>> begin

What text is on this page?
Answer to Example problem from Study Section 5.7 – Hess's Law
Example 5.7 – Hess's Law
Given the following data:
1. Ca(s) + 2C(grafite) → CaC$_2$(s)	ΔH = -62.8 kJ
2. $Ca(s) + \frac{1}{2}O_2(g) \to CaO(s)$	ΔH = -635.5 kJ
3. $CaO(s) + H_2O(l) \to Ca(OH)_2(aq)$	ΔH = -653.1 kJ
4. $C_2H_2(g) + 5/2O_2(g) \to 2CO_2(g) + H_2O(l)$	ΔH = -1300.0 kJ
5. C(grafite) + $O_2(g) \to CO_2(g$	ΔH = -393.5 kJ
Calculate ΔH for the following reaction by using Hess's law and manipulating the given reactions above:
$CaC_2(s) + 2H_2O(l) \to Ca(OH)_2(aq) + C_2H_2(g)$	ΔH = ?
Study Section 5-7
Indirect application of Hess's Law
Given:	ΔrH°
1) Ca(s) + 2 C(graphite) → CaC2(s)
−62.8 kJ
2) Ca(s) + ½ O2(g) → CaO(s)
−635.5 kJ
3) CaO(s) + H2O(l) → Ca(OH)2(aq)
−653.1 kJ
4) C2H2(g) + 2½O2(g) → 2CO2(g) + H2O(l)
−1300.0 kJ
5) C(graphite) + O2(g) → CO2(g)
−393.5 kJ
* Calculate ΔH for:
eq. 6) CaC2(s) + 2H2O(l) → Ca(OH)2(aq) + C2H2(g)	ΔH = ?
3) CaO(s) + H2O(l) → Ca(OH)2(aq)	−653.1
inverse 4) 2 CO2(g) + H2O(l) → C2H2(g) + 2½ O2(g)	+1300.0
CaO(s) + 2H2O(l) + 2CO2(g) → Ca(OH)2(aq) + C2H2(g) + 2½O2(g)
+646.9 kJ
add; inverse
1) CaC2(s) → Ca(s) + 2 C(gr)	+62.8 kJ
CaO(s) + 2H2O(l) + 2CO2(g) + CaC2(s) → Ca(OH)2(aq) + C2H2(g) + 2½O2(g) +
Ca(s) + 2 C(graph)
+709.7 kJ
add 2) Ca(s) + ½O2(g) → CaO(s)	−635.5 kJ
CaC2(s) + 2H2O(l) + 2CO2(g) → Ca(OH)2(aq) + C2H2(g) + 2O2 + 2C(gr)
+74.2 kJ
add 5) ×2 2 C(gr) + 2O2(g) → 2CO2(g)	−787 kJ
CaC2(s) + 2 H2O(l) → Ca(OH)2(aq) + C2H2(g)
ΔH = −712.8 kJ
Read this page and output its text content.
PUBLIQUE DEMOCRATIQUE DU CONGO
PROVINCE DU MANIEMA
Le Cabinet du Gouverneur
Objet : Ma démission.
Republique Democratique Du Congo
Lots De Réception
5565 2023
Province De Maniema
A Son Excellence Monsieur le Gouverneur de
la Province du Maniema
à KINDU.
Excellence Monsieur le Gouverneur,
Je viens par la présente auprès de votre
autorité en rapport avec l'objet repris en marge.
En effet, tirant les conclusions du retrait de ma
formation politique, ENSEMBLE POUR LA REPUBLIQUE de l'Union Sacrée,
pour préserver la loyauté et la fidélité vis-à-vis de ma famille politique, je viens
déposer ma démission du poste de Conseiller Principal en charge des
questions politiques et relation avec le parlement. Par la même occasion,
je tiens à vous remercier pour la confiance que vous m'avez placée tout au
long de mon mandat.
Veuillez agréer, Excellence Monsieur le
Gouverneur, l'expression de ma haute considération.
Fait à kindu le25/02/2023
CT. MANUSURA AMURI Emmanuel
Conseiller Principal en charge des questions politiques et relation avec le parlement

>> end

What the exercise asks:
Print out every record again, exactly and in full.

Completed task:
What text is on this page?
Answer to Example problem from Study Section 5.7 – Hess's Law
Example 5.7 – Hess's Law
Given the following data:
1. Ca(s) + 2C(grafite) → CaC$_2$(s)	ΔH = -62.8 kJ
2. $Ca(s) + \frac{1}{2}O_2(g) \to CaO(s)$	ΔH = -635.5 kJ
3. $CaO(s) + H_2O(l) \to Ca(OH)_2(aq)$	ΔH = -653.1 kJ
4. $C_2H_2(g) + 5/2O_2(g) \to 2CO_2(g) + H_2O(l)$	ΔH = -1300.0 kJ
5. C(grafite) + $O_2(g) \to CO_2(g$	ΔH = -393.5 kJ
Calculate ΔH for the following reaction by using Hess's law and manipulating the given reactions above:
$CaC_2(s) + 2H_2O(l) \to Ca(OH)_2(aq) + C_2H_2(g)$	ΔH = ?
Study Section 5-7
Indirect application of Hess's Law
Given:	ΔrH°
1) Ca(s) + 2 C(graphite) → CaC2(s)
−62.8 kJ
2) Ca(s) + ½ O2(g) → CaO(s)
−635.5 kJ
3) CaO(s) + H2O(l) → Ca(OH)2(aq)
−653.1 kJ
4) C2H2(g) + 2½O2(g) → 2CO2(g) + H2O(l)
−1300.0 kJ
5) C(graphite) + O2(g) → CO2(g)
−393.5 kJ
* Calculate ΔH for:
eq. 6) CaC2(s) + 2H2O(l) → Ca(OH)2(aq) + C2H2(g)	ΔH = ?
3) CaO(s) + H2O(l) → Ca(OH)2(aq)	−653.1
inverse 4) 2 CO2(g) + H2O(l) → C2H2(g) + 2½ O2(g)	+1300.0
CaO(s) + 2H2O(l) + 2CO2(g) → Ca(OH)2(aq) + C2H2(g) + 2½O2(g)
+646.9 kJ
add; inverse
1) CaC2(s) → Ca(s) + 2 C(gr)	+62.8 kJ
CaO(s) + 2H2O(l) + 2CO2(g) + CaC2(s) → Ca(OH)2(aq) + C2H2(g) + 2½O2(g) +
Ca(s) + 2 C(graph)
+709.7 kJ
add 2) Ca(s) + ½O2(g) → CaO(s)	−635.5 kJ
CaC2(s) + 2H2O(l) + 2CO2(g) → Ca(OH)2(aq) + C2H2(g) + 2O2 + 2C(gr)
+74.2 kJ
add 5) ×2 2 C(gr) + 2O2(g) → 2CO2(g)	−787 kJ
CaC2(s) + 2 H2O(l) → Ca(OH)2(aq) + C2H2(g)
ΔH = −712.8 kJ
Read this page and output its text content.
PUBLIQUE DEMOCRATIQUE DU CONGO
PROVINCE DU MANIEMA
Le Cabinet du Gouverneur
Objet : Ma démission.
Republique Democratique Du Congo
Lots De Réception
5565 2023
Province De Maniema
A Son Excellence Monsieur le Gouverneur de
la Province du Maniema
à KINDU.
Excellence Monsieur le Gouverneur,
Je viens par la présente auprès de votre
autorité en rapport avec l'objet repris en marge.
En effet, tirant les conclusions du retrait de ma
formation politique, ENSEMBLE POUR LA REPUBLIQUE de l'Union Sacrée,
pour préserver la loyauté et la fidélité vis-à-vis de ma famille politique, je viens
déposer ma démission du poste de Conseiller Principal en charge des
questions politiques et relation avec le parlement. Par la même occasion,
je tiens à vous remercier pour la confiance que vous m'avez placée tout au
long de mon mandat.
Veuillez agréer, Excellence Monsieur le
Gouverneur, l'expression de ma haute considération.
Fait à kindu le25/02/2023
CT. MANUSURA AMURI Emmanuel
Conseiller Principal en charge des questions politiques et relation avec le parlement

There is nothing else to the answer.